**PROBLEM TO WORK ON:**
Exactly repeat the full listing that follows.

Collected data entries:
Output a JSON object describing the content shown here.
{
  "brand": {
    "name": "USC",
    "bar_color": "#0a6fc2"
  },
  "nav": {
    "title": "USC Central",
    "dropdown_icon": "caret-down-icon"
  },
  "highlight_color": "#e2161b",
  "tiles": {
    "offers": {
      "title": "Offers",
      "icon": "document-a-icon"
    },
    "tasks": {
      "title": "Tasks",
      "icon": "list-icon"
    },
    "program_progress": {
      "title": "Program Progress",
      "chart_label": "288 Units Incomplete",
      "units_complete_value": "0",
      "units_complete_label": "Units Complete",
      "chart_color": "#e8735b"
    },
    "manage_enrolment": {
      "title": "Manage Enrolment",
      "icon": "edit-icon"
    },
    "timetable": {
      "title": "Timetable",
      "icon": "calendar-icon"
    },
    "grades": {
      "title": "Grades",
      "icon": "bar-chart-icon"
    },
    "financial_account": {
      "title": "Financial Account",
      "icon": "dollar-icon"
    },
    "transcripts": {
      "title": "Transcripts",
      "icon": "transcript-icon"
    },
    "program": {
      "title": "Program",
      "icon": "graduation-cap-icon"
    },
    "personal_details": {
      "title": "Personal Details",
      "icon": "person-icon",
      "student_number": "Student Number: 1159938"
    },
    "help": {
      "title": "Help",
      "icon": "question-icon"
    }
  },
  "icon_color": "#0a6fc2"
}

**RESULT OF THE EXERCISE:**
Output a JSON object describing the content shown here.
{
  "brand": {
    "name": "USC",
    "bar_color": "#0a6fc2"
  },
  "nav": {
    "title": "USC Central",
    "dropdown_icon": "caret-down-icon"
  },
  "highlight_color": "#e2161b",
  "tiles": {
    "offers": {
      "title": "Offers",
      "icon": "document-a-icon"
    },
    "tasks": {
      "title": "Tasks",
      "icon": "list-icon"
    },
    "program_progress": {
      "title": "Program Progress",
      "chart_label": "288 Units Incomplete",
      "units_complete_value": "0",
      "units_complete_label": "Units Complete",
      "chart_color": "#e8735b"
    },
    "manage_enrolment": {
      "title": "Manage Enrolment",
      "icon": "edit-icon"
    },
    "timetable": {
      "title": "Timetable",
      "icon": "calendar-icon"
    },
    "grades": {
      "title": "Grades",
      "icon": "bar-chart-icon"
    },
    "financial_account": {
      "title": "Financial Account",
      "icon": "dollar-icon"
    },
    "transcripts": {
      "title": "Transcripts",
      "icon": "transcript-icon"
    },
    "program": {
      "title": "Program",
      "icon": "graduation-cap-icon"
    },
    "personal_details": {
      "title": "Personal Details",
      "icon": "person-icon",
      "student_number": "Student Number: 1159938"
    },
    "help": {
      "title": "Help",
      "icon": "question-icon"
    }
  },
  "icon_color": "#0a6fc2"
}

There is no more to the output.